GIVEN TASK: Give a verbatim quotation of every record.

MATERIAL FOR THIS EXERCISE:
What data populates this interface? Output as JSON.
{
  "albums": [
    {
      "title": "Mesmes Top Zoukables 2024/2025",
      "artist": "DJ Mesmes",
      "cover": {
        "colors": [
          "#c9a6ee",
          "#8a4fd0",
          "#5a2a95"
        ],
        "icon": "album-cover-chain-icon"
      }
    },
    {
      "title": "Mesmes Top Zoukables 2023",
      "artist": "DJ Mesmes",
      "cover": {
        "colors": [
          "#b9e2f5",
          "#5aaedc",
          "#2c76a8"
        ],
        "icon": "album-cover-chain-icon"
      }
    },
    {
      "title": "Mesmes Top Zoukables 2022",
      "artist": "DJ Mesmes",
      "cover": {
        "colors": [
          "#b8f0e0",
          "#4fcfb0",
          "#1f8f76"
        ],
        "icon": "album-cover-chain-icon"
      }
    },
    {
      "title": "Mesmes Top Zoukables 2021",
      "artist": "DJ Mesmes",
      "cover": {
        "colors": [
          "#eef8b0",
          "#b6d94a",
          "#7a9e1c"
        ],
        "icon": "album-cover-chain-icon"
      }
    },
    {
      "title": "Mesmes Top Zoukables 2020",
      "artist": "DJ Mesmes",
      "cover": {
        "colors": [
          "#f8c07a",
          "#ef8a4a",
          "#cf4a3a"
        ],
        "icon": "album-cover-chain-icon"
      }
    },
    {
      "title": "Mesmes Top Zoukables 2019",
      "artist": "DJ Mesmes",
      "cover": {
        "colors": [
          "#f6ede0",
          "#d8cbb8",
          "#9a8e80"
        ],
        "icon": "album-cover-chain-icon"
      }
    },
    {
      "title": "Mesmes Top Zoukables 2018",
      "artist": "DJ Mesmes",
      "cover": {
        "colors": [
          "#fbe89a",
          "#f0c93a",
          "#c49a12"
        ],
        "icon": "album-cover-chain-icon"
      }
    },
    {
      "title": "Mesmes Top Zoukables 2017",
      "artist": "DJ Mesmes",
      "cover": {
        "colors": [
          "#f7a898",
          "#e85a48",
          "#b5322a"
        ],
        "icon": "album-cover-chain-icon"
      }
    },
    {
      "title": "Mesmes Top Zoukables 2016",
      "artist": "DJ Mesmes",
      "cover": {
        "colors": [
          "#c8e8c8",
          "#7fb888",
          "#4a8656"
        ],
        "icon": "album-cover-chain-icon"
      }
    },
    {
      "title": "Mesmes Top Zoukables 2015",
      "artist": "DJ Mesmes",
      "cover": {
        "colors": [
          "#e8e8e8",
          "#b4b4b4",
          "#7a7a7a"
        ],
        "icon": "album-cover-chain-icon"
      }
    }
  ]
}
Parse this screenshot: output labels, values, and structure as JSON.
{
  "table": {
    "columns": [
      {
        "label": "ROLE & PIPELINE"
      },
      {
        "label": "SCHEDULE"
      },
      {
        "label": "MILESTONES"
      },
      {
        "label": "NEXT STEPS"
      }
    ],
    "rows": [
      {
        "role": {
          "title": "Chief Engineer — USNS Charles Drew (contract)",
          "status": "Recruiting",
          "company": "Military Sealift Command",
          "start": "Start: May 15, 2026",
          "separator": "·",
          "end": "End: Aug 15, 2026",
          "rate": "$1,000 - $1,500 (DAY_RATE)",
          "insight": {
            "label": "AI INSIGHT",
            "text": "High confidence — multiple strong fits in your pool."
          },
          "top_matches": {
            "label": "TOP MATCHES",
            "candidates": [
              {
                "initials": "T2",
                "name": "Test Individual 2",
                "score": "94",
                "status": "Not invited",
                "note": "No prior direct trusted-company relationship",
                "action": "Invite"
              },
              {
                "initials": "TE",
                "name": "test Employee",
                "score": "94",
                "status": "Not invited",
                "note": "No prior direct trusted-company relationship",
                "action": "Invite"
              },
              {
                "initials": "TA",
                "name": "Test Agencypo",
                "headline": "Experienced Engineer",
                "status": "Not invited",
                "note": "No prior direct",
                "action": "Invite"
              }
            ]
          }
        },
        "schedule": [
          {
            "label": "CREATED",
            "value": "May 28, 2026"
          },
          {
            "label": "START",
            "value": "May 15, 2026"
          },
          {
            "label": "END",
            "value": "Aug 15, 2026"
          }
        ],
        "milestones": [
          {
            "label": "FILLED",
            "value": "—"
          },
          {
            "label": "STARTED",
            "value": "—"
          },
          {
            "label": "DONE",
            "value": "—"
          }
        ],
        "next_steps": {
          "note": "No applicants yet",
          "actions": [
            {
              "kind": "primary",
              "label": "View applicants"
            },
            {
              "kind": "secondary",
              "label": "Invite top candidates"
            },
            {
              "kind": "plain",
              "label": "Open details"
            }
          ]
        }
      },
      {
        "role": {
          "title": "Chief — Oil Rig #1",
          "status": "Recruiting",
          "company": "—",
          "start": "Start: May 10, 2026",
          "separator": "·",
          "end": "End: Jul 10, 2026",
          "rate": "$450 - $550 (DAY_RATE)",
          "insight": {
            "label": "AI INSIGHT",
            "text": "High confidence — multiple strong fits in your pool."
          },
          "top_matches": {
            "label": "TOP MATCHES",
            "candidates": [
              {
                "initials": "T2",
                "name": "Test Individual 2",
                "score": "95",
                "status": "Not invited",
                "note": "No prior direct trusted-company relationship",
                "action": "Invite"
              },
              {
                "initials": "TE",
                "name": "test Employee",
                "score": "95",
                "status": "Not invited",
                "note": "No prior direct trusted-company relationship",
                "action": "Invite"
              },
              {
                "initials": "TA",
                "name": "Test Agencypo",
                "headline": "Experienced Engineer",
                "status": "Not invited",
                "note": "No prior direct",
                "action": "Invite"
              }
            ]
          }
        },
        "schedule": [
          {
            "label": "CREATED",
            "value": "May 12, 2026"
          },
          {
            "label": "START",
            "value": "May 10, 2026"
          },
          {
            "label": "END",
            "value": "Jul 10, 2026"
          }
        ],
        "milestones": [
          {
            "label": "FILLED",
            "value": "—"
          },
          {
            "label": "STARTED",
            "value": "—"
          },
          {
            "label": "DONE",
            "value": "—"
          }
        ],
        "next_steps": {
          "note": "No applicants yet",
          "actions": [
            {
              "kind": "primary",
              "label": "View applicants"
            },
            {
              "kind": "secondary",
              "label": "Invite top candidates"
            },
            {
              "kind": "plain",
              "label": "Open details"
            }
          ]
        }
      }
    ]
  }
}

TASK RESPONSE:
What data populates this interface? Output as JSON.
{
  "albums": [
    {
      "title": "Mesmes Top Zoukables 2024/2025",
      "artist": "DJ Mesmes",
      "cover": {
        "colors": [
          "#c9a6ee",
          "#8a4fd0",
          "#5a2a95"
        ],
        "icon": "album-cover-chain-icon"
      }
    },
    {
      "title": "Mesmes Top Zoukables 2023",
      "artist": "DJ Mesmes",
      "cover": {
        "colors": [
          "#b9e2f5",
          "#5aaedc",
          "#2c76a8"
        ],
        "icon": "album-cover-chain-icon"
      }
    },
    {
      "title": "Mesmes Top Zoukables 2022",
      "artist": "DJ Mesmes",
      "cover": {
        "colors": [
          "#b8f0e0",
          "#4fcfb0",
          "#1f8f76"
        ],
        "icon": "album-cover-chain-icon"
      }
    },
    {
      "title": "Mesmes Top Zoukables 2021",
      "artist": "DJ Mesmes",
      "cover": {
        "colors": [
          "#eef8b0",
          "#b6d94a",
          "#7a9e1c"
        ],
        "icon": "album-cover-chain-icon"
      }
    },
    {
      "title": "Mesmes Top Zoukables 2020",
      "artist": "DJ Mesmes",
      "cover": {
        "colors": [
          "#f8c07a",
          "#ef8a4a",
          "#cf4a3a"
        ],
        "icon": "album-cover-chain-icon"
      }
    },
    {
      "title": "Mesmes Top Zoukables 2019",
      "artist": "DJ Mesmes",
      "cover": {
        "colors": [
          "#f6ede0",
          "#d8cbb8",
          "#9a8e80"
        ],
        "icon": "album-cover-chain-icon"
      }
    },
    {
      "title": "Mesmes Top Zoukables 2018",
      "artist": "DJ Mesmes",
      "cover": {
        "colors": [
          "#fbe89a",
          "#f0c93a",
          "#c49a12"
        ],
        "icon": "album-cover-chain-icon"
      }
    },
    {
      "title": "Mesmes Top Zoukables 2017",
      "artist": "DJ Mesmes",
      "cover": {
        "colors": [
          "#f7a898",
          "#e85a48",
          "#b5322a"
        ],
        "icon": "album-cover-chain-icon"
      }
    },
    {
      "title": "Mesmes Top Zoukables 2016",
      "artist": "DJ Mesmes",
      "cover": {
        "colors": [
          "#c8e8c8",
          "#7fb888",
          "#4a8656"
        ],
        "icon": "album-cover-chain-icon"
      }
    },
    {
      "title": "Mesmes Top Zoukables 2015",
      "artist": "DJ Mesmes",
      "cover": {
        "colors": [
          "#e8e8e8",
          "#b4b4b4",
          "#7a7a7a"
        ],
        "icon": "album-cover-chain-icon"
      }
    }
  ]
}
Parse this screenshot: output labels, values, and structure as JSON.
{
  "table": {
    "columns": [
      {
        "label": "ROLE & PIPELINE"
      },
      {
        "label": "SCHEDULE"
      },
      {
        "label": "MILESTONES"
      },
      {
        "label": "NEXT STEPS"
      }
    ],
    "rows": [
      {
        "role": {
          "title": "Chief Engineer — USNS Charles Drew (contract)",
          "status": "Recruiting",
          "company": "Military Sealift Command",
          "start": "Start: May 15, 2026",
          "separator": "·",
          "end": "End: Aug 15, 2026",
          "rate": "$1,000 - $1,500 (DAY_RATE)",
          "insight": {
            "label": "AI INSIGHT",
            "text": "High confidence — multiple strong fits in your pool."
          },
          "top_matches": {
            "label": "TOP MATCHES",
            "candidates": [
              {
                "initials": "T2",
                "name": "Test Individual 2",
                "score": "94",
                "status": "Not invited",
                "note": "No prior direct trusted-company relationship",
                "action": "Invite"
              },
              {
                "initials": "TE",
                "name": "test Employee",
                "score": "94",
                "status": "Not invited",
                "note": "No prior direct trusted-company relationship",
                "action": "Invite"
              },
              {
                "initials": "TA",
                "name": "Test Agencypo",
                "headline": "Experienced Engineer",
                "status": "Not invited",
                "note": "No prior direct",
                "action": "Invite"
              }
            ]
          }
        },
        "schedule": [
          {
            "label": "CREATED",
            "value": "May 28, 2026"
          },
          {
            "label": "START",
            "value": "May 15, 2026"
          },
          {
            "label": "END",
            "value": "Aug 15, 2026"
          }
        ],
        "milestones": [
          {
            "label": "FILLED",
            "value": "—"
          },
          {
            "label": "STARTED",
            "value": "—"
          },
          {
            "label": "DONE",
            "value": "—"
          }
        ],
        "next_steps": {
          "note": "No applicants yet",
          "actions": [
            {
              "kind": "primary",
              "label": "View applicants"
            },
            {
              "kind": "secondary",
              "label": "Invite top candidates"
            },
            {
              "kind": "plain",
              "label": "Open details"
            }
          ]
        }
      },
      {
        "role": {
          "title": "Chief — Oil Rig #1",
          "status": "Recruiting",
          "company": "—",
          "start": "Start: May 10, 2026",
          "separator": "·",
          "end": "End: Jul 10, 2026",
          "rate": "$450 - $550 (DAY_RATE)",
          "insight": {
            "label": "AI INSIGHT",
            "text": "High confidence — multiple strong fits in your pool."
          },
          "top_matches": {
            "label": "TOP MATCHES",
            "candidates": [
              {
                "initials": "T2",
                "name": "Test Individual 2",
                "score": "95",
                "status": "Not invited",
                "note": "No prior direct trusted-company relationship",
                "action": "Invite"
              },
              {
                "initials": "TE",
                "name": "test Employee",
                "score": "95",
                "status": "Not invited",
                "note": "No prior direct trusted-company relationship",
                "action": "Invite"
              },
              {
                "initials": "TA",
                "name": "Test Agencypo",
                "headline": "Experienced Engineer",
                "status": "Not invited",
                "note": "No prior direct",
                "action": "Invite"
              }
            ]
          }
        },
        "schedule": [
          {
            "label": "CREATED",
            "value": "May 12, 2026"
          },
          {
            "label": "START",
            "value": "May 10, 2026"
          },
          {
            "label": "END",
            "value": "Jul 10, 2026"
          }
        ],
        "milestones": [
          {
            "label": "FILLED",
            "value": "—"
          },
          {
            "label": "STARTED",
            "value": "—"
          },
          {
            "label": "DONE",
            "value": "—"
          }
        ],
        "next_steps": {
          "note": "No applicants yet",
          "actions": [
            {
              "kind": "primary",
              "label": "View applicants"
            },
            {
              "kind": "secondary",
              "label": "Invite top candidates"
            },
            {
              "kind": "plain",
              "label": "Open details"
            }
          ]
        }
      }
    ]
  }
}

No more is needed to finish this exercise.